Your instructions
Identify and copy all lines of the material where the string "this" is found.

- - -

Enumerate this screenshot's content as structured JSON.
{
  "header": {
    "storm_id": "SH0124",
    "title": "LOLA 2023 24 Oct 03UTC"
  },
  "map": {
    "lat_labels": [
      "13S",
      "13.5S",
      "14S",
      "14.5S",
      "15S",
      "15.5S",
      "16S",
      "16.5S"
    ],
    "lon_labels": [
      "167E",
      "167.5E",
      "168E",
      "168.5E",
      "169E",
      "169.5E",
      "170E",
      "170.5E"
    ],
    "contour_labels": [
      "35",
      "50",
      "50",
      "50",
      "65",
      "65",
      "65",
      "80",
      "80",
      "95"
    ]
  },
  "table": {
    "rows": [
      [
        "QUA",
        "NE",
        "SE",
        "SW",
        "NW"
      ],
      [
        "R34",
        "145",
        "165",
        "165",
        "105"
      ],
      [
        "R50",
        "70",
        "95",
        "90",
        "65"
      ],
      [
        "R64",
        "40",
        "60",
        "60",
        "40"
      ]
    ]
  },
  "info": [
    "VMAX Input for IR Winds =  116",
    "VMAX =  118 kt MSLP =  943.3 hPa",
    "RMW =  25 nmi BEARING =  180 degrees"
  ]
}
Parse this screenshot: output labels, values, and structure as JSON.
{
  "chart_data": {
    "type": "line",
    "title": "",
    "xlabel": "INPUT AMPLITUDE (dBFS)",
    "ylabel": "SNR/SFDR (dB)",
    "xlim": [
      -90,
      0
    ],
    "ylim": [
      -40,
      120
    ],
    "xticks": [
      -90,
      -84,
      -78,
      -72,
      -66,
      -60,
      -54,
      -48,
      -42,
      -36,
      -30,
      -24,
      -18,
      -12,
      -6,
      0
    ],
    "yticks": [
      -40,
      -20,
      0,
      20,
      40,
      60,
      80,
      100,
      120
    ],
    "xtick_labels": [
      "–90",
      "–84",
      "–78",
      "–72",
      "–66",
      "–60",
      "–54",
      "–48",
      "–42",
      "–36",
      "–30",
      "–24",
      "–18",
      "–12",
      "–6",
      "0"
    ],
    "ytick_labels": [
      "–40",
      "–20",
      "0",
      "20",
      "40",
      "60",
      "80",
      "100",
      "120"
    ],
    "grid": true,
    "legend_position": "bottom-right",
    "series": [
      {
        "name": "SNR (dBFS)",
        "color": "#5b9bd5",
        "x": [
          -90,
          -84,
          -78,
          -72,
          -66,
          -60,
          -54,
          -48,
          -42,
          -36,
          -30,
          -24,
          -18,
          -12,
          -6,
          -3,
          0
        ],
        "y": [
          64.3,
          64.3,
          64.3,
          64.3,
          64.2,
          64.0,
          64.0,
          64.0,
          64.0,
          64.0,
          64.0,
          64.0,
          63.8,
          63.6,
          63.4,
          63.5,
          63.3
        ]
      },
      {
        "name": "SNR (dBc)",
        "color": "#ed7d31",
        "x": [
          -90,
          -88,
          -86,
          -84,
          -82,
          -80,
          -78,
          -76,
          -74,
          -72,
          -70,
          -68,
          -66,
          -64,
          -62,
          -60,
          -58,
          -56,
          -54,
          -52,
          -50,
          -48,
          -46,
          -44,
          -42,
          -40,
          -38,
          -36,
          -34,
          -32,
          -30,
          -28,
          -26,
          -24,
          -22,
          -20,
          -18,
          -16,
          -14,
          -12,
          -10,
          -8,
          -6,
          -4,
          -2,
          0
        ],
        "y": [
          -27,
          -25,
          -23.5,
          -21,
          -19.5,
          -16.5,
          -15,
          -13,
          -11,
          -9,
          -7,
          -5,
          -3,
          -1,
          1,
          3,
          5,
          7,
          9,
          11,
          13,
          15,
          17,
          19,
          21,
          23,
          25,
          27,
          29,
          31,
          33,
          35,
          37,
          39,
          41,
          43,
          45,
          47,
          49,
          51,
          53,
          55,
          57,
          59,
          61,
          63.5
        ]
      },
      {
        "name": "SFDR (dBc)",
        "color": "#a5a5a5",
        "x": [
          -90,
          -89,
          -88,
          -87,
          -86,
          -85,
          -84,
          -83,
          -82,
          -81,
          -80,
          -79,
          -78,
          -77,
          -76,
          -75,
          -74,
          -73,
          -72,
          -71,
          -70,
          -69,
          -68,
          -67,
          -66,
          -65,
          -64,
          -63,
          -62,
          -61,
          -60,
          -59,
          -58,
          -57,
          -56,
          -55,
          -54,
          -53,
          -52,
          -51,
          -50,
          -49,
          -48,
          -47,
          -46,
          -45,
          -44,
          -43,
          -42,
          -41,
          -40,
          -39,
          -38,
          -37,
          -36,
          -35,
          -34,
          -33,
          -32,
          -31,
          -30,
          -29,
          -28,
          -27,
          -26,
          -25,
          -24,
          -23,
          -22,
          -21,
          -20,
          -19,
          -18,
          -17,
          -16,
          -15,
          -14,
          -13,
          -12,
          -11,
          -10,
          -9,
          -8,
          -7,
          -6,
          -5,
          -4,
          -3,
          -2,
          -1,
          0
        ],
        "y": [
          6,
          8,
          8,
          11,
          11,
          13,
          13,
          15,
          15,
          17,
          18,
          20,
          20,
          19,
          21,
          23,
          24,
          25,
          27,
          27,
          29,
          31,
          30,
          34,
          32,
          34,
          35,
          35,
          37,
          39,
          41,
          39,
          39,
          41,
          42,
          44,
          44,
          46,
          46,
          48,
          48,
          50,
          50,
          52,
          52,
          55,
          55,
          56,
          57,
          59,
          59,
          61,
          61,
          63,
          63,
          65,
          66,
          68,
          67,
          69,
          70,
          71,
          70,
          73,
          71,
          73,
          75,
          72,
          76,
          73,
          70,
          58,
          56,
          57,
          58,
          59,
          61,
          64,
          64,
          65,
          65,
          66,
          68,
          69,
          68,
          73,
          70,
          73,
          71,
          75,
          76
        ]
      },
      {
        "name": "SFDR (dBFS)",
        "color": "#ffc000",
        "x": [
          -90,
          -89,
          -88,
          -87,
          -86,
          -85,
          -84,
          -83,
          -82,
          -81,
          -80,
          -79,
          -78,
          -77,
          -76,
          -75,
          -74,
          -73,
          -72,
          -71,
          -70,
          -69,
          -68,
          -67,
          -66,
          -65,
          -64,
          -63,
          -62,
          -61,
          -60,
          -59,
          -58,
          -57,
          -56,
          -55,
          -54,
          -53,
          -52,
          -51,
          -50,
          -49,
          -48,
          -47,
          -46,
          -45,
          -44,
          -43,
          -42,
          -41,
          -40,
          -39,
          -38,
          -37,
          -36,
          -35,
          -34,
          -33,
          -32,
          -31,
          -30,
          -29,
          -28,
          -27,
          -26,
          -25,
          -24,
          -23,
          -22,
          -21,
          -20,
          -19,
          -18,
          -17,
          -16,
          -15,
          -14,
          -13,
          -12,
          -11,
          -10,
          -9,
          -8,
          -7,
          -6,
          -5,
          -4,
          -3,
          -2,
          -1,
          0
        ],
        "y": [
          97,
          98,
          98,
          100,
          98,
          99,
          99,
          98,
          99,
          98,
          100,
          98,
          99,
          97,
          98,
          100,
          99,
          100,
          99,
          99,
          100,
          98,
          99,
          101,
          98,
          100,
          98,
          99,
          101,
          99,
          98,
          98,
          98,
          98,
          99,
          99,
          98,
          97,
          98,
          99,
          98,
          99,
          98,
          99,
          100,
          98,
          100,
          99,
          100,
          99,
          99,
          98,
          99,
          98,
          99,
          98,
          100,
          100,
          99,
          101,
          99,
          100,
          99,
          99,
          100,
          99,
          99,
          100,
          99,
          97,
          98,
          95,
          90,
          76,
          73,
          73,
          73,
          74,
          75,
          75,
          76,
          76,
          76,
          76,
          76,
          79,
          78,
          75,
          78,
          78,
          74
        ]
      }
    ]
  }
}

- - -

Correct result
Enumerate this screenshot's content as structured JSON.
Parse this screenshot: output labels, values, and structure as JSON.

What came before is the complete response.